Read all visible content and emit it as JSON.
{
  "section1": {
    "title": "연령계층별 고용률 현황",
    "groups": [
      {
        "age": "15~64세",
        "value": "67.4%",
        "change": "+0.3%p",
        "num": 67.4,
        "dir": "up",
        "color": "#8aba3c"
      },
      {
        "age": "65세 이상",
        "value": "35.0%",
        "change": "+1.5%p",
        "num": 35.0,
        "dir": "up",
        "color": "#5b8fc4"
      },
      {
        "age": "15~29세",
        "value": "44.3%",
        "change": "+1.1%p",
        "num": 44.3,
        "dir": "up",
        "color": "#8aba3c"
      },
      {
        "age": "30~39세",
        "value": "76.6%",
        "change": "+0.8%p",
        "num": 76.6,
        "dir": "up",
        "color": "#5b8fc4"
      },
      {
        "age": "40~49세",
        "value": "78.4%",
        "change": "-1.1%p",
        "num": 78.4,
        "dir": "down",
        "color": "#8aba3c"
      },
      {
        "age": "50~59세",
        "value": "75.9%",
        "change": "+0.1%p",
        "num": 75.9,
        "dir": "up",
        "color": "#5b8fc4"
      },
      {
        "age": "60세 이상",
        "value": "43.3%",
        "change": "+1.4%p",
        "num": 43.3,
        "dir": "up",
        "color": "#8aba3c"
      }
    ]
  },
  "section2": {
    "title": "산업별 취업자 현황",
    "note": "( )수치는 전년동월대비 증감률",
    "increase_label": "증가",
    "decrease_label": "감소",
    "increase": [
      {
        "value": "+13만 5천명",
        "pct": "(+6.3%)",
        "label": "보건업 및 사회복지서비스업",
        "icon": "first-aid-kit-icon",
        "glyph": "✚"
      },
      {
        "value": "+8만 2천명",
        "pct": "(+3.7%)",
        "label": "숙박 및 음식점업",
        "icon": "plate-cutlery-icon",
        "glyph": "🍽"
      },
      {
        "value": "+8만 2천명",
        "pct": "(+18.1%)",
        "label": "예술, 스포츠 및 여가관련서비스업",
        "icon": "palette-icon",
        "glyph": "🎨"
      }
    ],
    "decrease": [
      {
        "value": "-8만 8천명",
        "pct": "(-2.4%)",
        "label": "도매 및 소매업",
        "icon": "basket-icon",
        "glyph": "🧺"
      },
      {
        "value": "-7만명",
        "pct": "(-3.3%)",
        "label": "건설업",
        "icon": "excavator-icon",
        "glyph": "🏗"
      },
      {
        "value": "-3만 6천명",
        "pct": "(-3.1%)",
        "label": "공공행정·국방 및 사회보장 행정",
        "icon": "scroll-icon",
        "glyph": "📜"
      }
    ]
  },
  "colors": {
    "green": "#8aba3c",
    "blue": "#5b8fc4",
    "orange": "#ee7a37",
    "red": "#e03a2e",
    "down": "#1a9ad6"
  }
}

** Given task **
Each entry must be reproduced verbatim.

** Written solution **
Read all visible content and emit it as JSON.
{
  "section1": {
    "title": "연령계층별 고용률 현황",
    "groups": [
      {
        "age": "15~64세",
        "value": "67.4%",
        "change": "+0.3%p",
        "num": 67.4,
        "dir": "up",
        "color": "#8aba3c"
      },
      {
        "age": "65세 이상",
        "value": "35.0%",
        "change": "+1.5%p",
        "num": 35.0,
        "dir": "up",
        "color": "#5b8fc4"
      },
      {
        "age": "15~29세",
        "value": "44.3%",
        "change": "+1.1%p",
        "num": 44.3,
        "dir": "up",
        "color": "#8aba3c"
      },
      {
        "age": "30~39세",
        "value": "76.6%",
        "change": "+0.8%p",
        "num": 76.6,
        "dir": "up",
        "color": "#5b8fc4"
      },
      {
        "age": "40~49세",
        "value": "78.4%",
        "change": "-1.1%p",
        "num": 78.4,
        "dir": "down",
        "color": "#8aba3c"
      },
      {
        "age": "50~59세",
        "value": "75.9%",
        "change": "+0.1%p",
        "num": 75.9,
        "dir": "up",
        "color": "#5b8fc4"
      },
      {
        "age": "60세 이상",
        "value": "43.3%",
        "change": "+1.4%p",
        "num": 43.3,
        "dir": "up",
        "color": "#8aba3c"
      }
    ]
  },
  "section2": {
    "title": "산업별 취업자 현황",
    "note": "( )수치는 전년동월대비 증감률",
    "increase_label": "증가",
    "decrease_label": "감소",
    "increase": [
      {
        "value": "+13만 5천명",
        "pct": "(+6.3%)",
        "label": "보건업 및 사회복지서비스업",
        "icon": "first-aid-kit-icon",
        "glyph": "✚"
      },
      {
        "value": "+8만 2천명",
        "pct": "(+3.7%)",
        "label": "숙박 및 음식점업",
        "icon": "plate-cutlery-icon",
        "glyph": "🍽"
      },
      {
        "value": "+8만 2천명",
        "pct": "(+18.1%)",
        "label": "예술, 스포츠 및 여가관련서비스업",
        "icon": "palette-icon",
        "glyph": "🎨"
      }
    ],
    "decrease": [
      {
        "value": "-8만 8천명",
        "pct": "(-2.4%)",
        "label": "도매 및 소매업",
        "icon": "basket-icon",
        "glyph": "🧺"
      },
      {
        "value": "-7만명",
        "pct": "(-3.3%)",
        "label": "건설업",
        "icon": "excavator-icon",
        "glyph": "🏗"
      },
      {
        "value": "-3만 6천명",
        "pct": "(-3.1%)",
        "label": "공공행정·국방 및 사회보장 행정",
        "icon": "scroll-icon",
        "glyph": "📜"
      }
    ]
  },
  "colors": {
    "green": "#8aba3c",
    "blue": "#5b8fc4",
    "orange": "#ee7a37",
    "red": "#e03a2e",
    "down": "#1a9ad6"
  }
}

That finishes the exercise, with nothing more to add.